▸ **What to produce**:
Write out the stretch of the listing from its first line through the line containing "data-point [399,120,403,125]", both ends included, reproducing each line without change.
——————
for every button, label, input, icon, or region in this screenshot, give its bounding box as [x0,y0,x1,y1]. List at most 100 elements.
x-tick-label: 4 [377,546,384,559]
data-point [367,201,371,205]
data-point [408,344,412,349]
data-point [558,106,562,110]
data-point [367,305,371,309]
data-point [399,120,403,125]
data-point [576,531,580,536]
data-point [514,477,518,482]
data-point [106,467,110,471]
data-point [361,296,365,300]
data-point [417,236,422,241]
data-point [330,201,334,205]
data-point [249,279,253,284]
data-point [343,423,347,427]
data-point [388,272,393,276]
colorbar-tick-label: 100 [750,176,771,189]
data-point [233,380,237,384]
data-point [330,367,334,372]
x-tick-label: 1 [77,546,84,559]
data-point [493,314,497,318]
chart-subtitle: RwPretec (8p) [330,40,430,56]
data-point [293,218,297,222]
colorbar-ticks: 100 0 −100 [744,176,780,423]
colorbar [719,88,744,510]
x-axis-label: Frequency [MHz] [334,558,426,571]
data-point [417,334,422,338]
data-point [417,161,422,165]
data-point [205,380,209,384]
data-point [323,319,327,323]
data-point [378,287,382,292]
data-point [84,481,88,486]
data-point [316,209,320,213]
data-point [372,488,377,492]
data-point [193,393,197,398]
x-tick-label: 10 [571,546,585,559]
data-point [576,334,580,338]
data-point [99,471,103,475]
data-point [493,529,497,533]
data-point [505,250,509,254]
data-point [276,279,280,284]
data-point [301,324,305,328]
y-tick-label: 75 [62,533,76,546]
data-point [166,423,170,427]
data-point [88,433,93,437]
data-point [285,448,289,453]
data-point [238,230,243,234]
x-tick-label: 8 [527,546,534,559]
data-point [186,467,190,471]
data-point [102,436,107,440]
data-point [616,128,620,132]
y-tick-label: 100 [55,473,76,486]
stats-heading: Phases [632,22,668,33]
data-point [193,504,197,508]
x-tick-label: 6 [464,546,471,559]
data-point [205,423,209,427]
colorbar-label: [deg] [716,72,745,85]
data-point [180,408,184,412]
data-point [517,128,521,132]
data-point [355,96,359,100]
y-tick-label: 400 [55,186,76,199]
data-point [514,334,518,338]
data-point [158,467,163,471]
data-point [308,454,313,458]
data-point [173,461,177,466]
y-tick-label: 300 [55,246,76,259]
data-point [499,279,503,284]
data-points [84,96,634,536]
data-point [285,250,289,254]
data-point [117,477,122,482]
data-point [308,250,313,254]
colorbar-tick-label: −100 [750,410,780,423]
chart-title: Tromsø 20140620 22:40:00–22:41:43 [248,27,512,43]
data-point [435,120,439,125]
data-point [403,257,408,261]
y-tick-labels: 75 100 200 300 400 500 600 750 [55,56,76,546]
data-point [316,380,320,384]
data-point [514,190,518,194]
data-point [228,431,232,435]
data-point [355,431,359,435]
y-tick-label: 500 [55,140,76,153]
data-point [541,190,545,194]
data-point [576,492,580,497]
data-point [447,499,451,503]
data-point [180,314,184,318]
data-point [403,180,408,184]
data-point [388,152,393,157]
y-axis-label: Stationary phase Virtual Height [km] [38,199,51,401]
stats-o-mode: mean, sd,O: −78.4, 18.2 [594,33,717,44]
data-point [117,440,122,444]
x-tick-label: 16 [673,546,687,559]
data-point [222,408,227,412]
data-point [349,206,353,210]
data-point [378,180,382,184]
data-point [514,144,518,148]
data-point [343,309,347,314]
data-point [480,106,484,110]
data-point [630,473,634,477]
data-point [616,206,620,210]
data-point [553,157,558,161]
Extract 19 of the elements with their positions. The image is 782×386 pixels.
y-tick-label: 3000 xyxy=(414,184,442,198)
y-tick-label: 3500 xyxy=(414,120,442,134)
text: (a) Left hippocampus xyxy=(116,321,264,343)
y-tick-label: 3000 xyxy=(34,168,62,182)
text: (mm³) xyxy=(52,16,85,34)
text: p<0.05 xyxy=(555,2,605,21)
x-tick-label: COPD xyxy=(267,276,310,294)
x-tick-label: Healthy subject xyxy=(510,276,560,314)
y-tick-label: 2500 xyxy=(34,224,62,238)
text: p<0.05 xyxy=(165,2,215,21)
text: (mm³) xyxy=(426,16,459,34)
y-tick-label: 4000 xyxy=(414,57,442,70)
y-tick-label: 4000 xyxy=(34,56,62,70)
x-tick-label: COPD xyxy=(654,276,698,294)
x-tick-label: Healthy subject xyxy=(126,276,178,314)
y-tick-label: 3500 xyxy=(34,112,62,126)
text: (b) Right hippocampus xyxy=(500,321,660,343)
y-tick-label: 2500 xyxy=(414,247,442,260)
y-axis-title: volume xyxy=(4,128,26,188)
——————
▸ **Result of this task**:
for every button, label, input, icon, or region in this screenshot, give its bounding box as [x0,y0,x1,y1]. List at most 100 elements.
x-tick-label: 4 [377,546,384,559]
data-point [367,201,371,205]
data-point [408,344,412,349]
data-point [558,106,562,110]
data-point [367,305,371,309]
data-point [399,120,403,125]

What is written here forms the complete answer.